Data listing
────────────────
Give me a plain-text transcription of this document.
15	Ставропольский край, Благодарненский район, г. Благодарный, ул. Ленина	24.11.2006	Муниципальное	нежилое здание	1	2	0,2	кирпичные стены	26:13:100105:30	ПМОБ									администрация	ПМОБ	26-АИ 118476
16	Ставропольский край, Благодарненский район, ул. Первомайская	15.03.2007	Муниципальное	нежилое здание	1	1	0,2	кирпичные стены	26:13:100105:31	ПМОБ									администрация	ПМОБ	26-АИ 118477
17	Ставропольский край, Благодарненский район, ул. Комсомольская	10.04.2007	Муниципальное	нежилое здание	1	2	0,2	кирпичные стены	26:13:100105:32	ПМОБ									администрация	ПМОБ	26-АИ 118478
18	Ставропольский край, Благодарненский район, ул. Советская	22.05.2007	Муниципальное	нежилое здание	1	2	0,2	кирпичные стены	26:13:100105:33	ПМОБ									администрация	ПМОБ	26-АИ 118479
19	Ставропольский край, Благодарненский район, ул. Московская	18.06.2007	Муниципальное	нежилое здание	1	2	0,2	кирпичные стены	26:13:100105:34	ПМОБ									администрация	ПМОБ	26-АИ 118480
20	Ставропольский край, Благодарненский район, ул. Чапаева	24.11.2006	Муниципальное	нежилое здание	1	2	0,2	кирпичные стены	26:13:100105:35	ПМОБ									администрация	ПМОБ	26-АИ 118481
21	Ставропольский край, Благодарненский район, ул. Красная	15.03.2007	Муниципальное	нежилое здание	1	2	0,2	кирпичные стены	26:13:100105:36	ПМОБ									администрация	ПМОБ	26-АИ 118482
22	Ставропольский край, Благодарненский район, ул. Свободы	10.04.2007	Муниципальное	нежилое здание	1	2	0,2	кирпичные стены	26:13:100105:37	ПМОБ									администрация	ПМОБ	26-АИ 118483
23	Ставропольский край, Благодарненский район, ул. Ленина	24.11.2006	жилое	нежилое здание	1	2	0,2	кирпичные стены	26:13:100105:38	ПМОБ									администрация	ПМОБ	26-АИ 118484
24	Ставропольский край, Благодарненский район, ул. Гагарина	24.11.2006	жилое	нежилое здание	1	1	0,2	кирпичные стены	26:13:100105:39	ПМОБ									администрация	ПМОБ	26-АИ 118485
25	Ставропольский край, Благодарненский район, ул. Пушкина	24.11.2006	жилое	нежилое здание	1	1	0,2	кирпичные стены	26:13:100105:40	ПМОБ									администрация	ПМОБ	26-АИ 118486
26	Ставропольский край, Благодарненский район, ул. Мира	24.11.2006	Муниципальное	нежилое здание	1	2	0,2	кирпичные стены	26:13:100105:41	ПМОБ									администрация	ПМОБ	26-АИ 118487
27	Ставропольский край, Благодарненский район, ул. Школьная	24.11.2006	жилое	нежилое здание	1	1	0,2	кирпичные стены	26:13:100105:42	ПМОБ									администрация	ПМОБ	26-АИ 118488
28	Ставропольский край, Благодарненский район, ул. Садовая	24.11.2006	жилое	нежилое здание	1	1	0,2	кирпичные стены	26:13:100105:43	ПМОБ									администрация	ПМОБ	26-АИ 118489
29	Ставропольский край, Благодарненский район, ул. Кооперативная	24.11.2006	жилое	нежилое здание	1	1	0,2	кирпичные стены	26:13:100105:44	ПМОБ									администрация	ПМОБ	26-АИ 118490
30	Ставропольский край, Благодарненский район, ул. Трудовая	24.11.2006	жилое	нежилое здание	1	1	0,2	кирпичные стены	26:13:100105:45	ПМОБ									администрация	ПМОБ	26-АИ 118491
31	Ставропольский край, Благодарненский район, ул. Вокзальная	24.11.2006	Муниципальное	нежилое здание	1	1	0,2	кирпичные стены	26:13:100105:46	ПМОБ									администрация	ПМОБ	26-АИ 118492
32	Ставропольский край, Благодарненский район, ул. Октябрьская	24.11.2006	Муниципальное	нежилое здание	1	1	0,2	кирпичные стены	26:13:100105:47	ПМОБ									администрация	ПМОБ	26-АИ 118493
────────────────
## Directive
Extract the listing in its entirety and repeat it exactly.

## Result of the exercise
Give me a plain-text transcription of this document.
15	Ставропольский край, Благодарненский район, г. Благодарный, ул. Ленина	24.11.2006	Муниципальное	нежилое здание	1	2	0,2	кирпичные стены	26:13:100105:30	ПМОБ									администрация	ПМОБ	26-АИ 118476
16	Ставропольский край, Благодарненский район, ул. Первомайская	15.03.2007	Муниципальное	нежилое здание	1	1	0,2	кирпичные стены	26:13:100105:31	ПМОБ									администрация	ПМОБ	26-АИ 118477
17	Ставропольский край, Благодарненский район, ул. Комсомольская	10.04.2007	Муниципальное	нежилое здание	1	2	0,2	кирпичные стены	26:13:100105:32	ПМОБ									администрация	ПМОБ	26-АИ 118478
18	Ставропольский край, Благодарненский район, ул. Советская	22.05.2007	Муниципальное	нежилое здание	1	2	0,2	кирпичные стены	26:13:100105:33	ПМОБ									администрация	ПМОБ	26-АИ 118479
19	Ставропольский край, Благодарненский район, ул. Московская	18.06.2007	Муниципальное	нежилое здание	1	2	0,2	кирпичные стены	26:13:100105:34	ПМОБ									администрация	ПМОБ	26-АИ 118480
20	Ставропольский край, Благодарненский район, ул. Чапаева	24.11.2006	Муниципальное	нежилое здание	1	2	0,2	кирпичные стены	26:13:100105:35	ПМОБ									администрация	ПМОБ	26-АИ 118481
21	Ставропольский край, Благодарненский район, ул. Красная	15.03.2007	Муниципальное	нежилое здание	1	2	0,2	кирпичные стены	26:13:100105:36	ПМОБ									администрация	ПМОБ	26-АИ 118482
22	Ставропольский край, Благодарненский район, ул. Свободы	10.04.2007	Муниципальное	нежилое здание	1	2	0,2	кирпичные стены	26:13:100105:37	ПМОБ									администрация	ПМОБ	26-АИ 118483
23	Ставропольский край, Благодарненский район, ул. Ленина	24.11.2006	жилое	нежилое здание	1	2	0,2	кирпичные стены	26:13:100105:38	ПМОБ									администрация	ПМОБ	26-АИ 118484
24	Ставропольский край, Благодарненский район, ул. Гагарина	24.11.2006	жилое	нежилое здание	1	1	0,2	кирпичные стены	26:13:100105:39	ПМОБ									администрация	ПМОБ	26-АИ 118485
25	Ставропольский край, Благодарненский район, ул. Пушкина	24.11.2006	жилое	нежилое здание	1	1	0,2	кирпичные стены	26:13:100105:40	ПМОБ									администрация	ПМОБ	26-АИ 118486
26	Ставропольский край, Благодарненский район, ул. Мира	24.11.2006	Муниципальное	нежилое здание	1	2	0,2	кирпичные стены	26:13:100105:41	ПМОБ									администрация	ПМОБ	26-АИ 118487
27	Ставропольский край, Благодарненский район, ул. Школьная	24.11.2006	жилое	нежилое здание	1	1	0,2	кирпичные стены	26:13:100105:42	ПМОБ									администрация	ПМОБ	26-АИ 118488
28	Ставропольский край, Благодарненский район, ул. Садовая	24.11.2006	жилое	нежилое здание	1	1	0,2	кирпичные стены	26:13:100105:43	ПМОБ									администрация	ПМОБ	26-АИ 118489
29	Ставропольский край, Благодарненский район, ул. Кооперативная	24.11.2006	жилое	нежилое здание	1	1	0,2	кирпичные стены	26:13:100105:44	ПМОБ									администрация	ПМОБ	26-АИ 118490
30	Ставропольский край, Благодарненский район, ул. Трудовая	24.11.2006	жилое	нежилое здание	1	1	0,2	кирпичные стены	26:13:100105:45	ПМОБ									администрация	ПМОБ	26-АИ 118491
31	Ставропольский край, Благодарненский район, ул. Вокзальная	24.11.2006	Муниципальное	нежилое здание	1	1	0,2	кирпичные стены	26:13:100105:46	ПМОБ									администрация	ПМОБ	26-АИ 118492
32	Ставропольский край, Благодарненский район, ул. Октябрьская	24.11.2006	Муниципальное	нежилое здание	1	1	0,2	кирпичные стены	26:13:100105:47	ПМОБ									администрация	ПМОБ	26-АИ 118493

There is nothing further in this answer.